◆ Given exercise ◆
Locate the string "Noncommunicable" in the listing below. Copy every line where it is found.

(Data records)
▬▬▬▬▬▬

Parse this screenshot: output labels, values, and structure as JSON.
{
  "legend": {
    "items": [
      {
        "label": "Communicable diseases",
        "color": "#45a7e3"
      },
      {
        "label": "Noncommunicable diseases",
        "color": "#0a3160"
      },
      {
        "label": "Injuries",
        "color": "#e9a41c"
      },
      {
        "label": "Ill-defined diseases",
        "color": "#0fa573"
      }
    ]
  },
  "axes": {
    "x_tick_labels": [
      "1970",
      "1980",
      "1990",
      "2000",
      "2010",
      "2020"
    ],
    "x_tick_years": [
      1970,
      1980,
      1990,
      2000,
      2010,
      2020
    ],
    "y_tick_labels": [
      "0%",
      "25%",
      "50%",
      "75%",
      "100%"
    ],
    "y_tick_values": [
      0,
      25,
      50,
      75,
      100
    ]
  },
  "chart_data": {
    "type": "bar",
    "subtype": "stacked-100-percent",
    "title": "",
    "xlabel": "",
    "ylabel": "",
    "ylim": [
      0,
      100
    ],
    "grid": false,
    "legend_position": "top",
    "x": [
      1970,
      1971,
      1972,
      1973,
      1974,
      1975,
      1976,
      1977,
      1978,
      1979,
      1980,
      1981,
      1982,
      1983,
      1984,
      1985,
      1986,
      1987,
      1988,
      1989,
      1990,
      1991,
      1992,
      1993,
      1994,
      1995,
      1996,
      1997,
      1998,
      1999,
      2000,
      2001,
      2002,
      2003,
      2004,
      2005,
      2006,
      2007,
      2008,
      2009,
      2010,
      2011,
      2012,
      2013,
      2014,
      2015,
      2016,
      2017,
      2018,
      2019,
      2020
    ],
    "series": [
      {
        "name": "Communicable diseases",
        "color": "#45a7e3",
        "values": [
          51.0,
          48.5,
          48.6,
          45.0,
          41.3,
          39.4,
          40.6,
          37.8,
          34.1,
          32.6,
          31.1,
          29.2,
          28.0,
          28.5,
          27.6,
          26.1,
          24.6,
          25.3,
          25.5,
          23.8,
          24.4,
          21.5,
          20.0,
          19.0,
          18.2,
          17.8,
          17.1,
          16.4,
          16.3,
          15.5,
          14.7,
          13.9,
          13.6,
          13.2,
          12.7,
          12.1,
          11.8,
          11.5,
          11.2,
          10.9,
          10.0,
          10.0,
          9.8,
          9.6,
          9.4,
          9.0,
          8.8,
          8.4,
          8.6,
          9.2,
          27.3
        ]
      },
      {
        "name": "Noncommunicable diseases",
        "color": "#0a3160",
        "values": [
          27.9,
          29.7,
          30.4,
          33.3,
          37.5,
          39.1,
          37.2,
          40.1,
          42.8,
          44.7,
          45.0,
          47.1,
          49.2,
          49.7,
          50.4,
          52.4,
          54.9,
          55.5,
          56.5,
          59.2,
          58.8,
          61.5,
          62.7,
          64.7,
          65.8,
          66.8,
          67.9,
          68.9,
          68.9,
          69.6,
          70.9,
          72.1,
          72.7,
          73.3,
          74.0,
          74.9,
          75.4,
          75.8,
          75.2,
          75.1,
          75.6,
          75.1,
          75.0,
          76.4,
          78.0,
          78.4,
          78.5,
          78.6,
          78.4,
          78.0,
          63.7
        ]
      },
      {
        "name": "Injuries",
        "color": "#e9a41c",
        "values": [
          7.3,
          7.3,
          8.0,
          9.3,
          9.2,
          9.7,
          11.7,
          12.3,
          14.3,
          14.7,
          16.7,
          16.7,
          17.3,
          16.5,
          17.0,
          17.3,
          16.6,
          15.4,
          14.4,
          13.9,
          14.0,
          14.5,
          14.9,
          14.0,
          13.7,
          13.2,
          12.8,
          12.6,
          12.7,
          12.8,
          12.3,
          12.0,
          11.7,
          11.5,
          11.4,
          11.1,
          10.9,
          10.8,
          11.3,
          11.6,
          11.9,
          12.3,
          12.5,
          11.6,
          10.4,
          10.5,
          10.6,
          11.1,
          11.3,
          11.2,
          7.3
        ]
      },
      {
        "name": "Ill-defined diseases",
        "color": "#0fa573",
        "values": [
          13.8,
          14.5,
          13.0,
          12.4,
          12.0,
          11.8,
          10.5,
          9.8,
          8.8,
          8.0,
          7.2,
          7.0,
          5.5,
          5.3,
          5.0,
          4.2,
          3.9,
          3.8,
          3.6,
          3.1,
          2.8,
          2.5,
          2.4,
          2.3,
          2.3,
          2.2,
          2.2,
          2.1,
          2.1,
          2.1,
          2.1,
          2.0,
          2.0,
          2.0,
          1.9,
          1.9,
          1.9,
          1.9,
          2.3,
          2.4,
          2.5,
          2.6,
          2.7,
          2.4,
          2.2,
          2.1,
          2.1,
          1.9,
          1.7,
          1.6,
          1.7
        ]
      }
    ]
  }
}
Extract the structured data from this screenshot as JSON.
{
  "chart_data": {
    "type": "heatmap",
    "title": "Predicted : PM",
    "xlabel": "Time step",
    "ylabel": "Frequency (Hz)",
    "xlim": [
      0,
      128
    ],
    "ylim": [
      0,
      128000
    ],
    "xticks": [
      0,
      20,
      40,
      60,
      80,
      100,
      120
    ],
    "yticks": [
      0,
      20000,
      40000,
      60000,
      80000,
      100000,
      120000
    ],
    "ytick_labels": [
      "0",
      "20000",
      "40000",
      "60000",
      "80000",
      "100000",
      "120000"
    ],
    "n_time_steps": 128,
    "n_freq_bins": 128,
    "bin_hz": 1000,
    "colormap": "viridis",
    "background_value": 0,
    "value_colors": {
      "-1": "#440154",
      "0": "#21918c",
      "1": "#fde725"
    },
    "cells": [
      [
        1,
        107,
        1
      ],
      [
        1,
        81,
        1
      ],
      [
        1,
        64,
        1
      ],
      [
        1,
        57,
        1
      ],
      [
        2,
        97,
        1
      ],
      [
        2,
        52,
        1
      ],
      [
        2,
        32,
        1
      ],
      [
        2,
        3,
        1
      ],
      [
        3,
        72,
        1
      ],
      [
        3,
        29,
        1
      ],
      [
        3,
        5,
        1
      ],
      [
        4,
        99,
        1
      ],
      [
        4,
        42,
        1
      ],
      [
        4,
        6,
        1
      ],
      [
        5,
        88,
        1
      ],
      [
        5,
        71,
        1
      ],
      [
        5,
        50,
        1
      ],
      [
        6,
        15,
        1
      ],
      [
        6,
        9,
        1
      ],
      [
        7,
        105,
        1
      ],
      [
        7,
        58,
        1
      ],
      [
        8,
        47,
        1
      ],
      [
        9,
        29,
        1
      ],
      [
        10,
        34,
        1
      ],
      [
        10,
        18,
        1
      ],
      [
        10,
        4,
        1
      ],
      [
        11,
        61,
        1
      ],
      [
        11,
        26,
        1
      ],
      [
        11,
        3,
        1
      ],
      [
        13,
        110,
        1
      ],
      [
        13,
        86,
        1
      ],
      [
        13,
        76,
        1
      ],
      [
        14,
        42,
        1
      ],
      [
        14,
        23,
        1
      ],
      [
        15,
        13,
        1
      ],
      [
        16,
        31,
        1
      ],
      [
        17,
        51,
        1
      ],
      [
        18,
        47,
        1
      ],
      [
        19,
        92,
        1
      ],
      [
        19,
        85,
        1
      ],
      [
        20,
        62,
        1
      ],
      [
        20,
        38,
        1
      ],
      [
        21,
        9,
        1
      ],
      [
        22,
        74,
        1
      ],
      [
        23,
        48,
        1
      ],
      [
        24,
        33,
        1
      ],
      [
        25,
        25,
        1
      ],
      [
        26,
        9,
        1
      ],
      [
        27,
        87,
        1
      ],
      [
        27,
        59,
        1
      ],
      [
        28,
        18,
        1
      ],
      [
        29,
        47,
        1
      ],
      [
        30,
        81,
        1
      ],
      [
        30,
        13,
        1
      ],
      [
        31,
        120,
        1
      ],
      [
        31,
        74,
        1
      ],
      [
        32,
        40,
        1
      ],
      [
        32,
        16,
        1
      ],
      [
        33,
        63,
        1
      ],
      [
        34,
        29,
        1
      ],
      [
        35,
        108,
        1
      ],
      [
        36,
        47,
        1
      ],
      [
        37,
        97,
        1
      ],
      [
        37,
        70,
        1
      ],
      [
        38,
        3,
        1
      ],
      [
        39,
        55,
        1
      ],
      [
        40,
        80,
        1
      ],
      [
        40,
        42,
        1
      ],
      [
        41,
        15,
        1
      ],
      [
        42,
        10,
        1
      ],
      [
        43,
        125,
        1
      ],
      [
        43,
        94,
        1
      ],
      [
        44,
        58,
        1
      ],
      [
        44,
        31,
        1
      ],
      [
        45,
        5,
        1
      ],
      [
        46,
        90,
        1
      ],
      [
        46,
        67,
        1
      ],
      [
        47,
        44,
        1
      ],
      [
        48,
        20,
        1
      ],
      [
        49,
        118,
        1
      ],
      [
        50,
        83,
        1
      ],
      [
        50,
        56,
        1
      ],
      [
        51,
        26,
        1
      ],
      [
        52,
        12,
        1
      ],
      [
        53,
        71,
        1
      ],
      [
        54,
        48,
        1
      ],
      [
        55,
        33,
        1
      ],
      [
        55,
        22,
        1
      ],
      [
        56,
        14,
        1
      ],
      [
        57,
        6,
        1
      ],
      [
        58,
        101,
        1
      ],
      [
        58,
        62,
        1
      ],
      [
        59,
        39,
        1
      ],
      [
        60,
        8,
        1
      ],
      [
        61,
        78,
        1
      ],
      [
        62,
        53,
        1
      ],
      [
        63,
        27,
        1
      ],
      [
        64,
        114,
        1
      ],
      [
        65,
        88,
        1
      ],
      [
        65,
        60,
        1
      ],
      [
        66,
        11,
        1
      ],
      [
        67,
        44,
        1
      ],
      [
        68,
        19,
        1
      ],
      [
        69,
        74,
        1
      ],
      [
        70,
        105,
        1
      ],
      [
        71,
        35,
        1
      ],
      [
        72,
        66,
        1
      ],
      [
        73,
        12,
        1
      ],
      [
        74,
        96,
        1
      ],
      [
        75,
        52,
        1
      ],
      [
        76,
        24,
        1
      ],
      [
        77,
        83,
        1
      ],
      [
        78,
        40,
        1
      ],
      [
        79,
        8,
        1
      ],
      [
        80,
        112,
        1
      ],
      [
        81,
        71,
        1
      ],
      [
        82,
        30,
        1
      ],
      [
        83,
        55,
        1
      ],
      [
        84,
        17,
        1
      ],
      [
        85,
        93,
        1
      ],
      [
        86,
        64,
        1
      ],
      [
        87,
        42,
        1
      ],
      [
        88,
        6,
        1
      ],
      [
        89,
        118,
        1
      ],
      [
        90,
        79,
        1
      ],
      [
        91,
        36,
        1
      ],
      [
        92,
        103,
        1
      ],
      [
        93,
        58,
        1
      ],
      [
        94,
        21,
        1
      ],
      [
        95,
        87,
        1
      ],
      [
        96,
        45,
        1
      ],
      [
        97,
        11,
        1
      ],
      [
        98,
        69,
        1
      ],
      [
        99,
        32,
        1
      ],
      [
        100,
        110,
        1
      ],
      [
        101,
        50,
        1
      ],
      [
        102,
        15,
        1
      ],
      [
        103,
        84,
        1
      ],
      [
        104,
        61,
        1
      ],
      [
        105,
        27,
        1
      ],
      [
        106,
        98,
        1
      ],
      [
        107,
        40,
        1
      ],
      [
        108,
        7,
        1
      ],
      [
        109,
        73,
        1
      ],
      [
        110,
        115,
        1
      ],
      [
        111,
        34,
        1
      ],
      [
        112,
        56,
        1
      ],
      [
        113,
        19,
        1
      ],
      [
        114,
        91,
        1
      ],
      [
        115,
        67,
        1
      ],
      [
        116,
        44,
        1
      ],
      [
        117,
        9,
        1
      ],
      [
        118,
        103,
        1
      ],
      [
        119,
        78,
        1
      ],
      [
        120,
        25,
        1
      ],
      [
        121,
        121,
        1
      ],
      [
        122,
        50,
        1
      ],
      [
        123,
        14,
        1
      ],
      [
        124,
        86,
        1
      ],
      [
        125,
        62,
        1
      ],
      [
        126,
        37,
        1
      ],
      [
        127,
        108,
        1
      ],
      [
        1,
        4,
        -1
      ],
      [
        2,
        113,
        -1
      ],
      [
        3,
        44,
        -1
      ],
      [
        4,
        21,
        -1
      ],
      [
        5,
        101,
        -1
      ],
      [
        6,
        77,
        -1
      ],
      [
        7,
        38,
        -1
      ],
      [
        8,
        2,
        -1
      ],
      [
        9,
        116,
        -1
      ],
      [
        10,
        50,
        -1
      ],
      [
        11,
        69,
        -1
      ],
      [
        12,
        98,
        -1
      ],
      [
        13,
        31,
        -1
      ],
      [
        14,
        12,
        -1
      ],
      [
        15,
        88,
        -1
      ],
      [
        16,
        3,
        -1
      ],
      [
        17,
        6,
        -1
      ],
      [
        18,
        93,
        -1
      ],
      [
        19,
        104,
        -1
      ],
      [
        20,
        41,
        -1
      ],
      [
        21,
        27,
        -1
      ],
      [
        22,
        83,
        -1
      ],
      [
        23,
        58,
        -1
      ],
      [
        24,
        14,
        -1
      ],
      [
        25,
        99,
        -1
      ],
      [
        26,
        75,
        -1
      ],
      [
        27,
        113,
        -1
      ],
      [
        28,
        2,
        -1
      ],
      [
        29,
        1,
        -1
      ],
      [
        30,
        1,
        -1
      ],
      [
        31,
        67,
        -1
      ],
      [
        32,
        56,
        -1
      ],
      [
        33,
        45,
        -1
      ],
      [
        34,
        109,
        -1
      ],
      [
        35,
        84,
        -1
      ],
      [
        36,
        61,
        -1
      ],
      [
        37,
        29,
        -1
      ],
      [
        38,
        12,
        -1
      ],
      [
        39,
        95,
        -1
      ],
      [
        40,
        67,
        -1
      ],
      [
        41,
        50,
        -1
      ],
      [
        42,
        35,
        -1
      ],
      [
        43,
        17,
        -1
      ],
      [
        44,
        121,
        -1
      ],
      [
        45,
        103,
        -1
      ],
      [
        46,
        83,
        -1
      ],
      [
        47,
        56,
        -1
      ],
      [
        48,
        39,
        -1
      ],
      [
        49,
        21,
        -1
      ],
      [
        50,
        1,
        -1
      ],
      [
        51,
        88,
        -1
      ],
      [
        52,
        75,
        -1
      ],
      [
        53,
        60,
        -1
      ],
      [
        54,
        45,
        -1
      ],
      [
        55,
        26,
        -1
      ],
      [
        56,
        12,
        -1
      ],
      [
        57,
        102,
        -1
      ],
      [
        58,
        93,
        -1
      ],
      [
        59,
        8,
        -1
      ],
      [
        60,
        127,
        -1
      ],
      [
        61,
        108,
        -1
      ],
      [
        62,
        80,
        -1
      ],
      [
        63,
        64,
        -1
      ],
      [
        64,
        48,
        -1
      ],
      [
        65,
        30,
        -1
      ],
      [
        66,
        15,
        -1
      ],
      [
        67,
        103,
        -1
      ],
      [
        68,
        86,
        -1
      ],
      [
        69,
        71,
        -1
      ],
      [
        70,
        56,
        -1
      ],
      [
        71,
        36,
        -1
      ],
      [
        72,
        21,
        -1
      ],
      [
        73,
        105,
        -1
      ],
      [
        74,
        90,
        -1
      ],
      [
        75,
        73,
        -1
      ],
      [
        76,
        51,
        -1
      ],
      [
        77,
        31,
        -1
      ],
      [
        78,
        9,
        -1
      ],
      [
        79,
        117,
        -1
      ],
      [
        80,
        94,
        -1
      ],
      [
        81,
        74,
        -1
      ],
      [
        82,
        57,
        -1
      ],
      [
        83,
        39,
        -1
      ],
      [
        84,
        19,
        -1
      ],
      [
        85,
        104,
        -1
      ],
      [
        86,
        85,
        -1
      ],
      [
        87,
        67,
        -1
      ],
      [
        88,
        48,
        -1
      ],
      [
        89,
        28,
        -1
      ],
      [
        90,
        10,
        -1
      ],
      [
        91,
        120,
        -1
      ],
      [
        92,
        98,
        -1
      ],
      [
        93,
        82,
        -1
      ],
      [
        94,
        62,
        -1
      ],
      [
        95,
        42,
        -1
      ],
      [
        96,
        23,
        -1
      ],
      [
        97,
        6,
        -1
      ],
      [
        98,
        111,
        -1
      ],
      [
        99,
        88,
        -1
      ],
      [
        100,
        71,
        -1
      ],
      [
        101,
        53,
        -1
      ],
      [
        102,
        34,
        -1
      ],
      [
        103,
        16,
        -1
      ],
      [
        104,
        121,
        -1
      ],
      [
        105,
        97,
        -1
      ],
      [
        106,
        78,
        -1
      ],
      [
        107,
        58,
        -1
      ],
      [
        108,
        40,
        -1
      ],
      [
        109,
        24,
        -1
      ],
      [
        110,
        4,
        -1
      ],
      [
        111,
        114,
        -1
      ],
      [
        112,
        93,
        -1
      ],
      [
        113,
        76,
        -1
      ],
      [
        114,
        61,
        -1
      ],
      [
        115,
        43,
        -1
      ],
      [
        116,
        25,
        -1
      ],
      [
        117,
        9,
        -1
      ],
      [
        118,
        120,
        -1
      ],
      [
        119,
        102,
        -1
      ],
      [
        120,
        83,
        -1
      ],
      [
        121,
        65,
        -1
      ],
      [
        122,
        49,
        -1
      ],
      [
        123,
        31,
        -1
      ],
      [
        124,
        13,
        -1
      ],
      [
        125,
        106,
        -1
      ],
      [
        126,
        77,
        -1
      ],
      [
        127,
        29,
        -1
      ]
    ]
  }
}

▬▬▬▬▬▬

◆ Task result ◆
        "label": "Noncommunicable diseases",
        "name": "Noncommunicable diseases",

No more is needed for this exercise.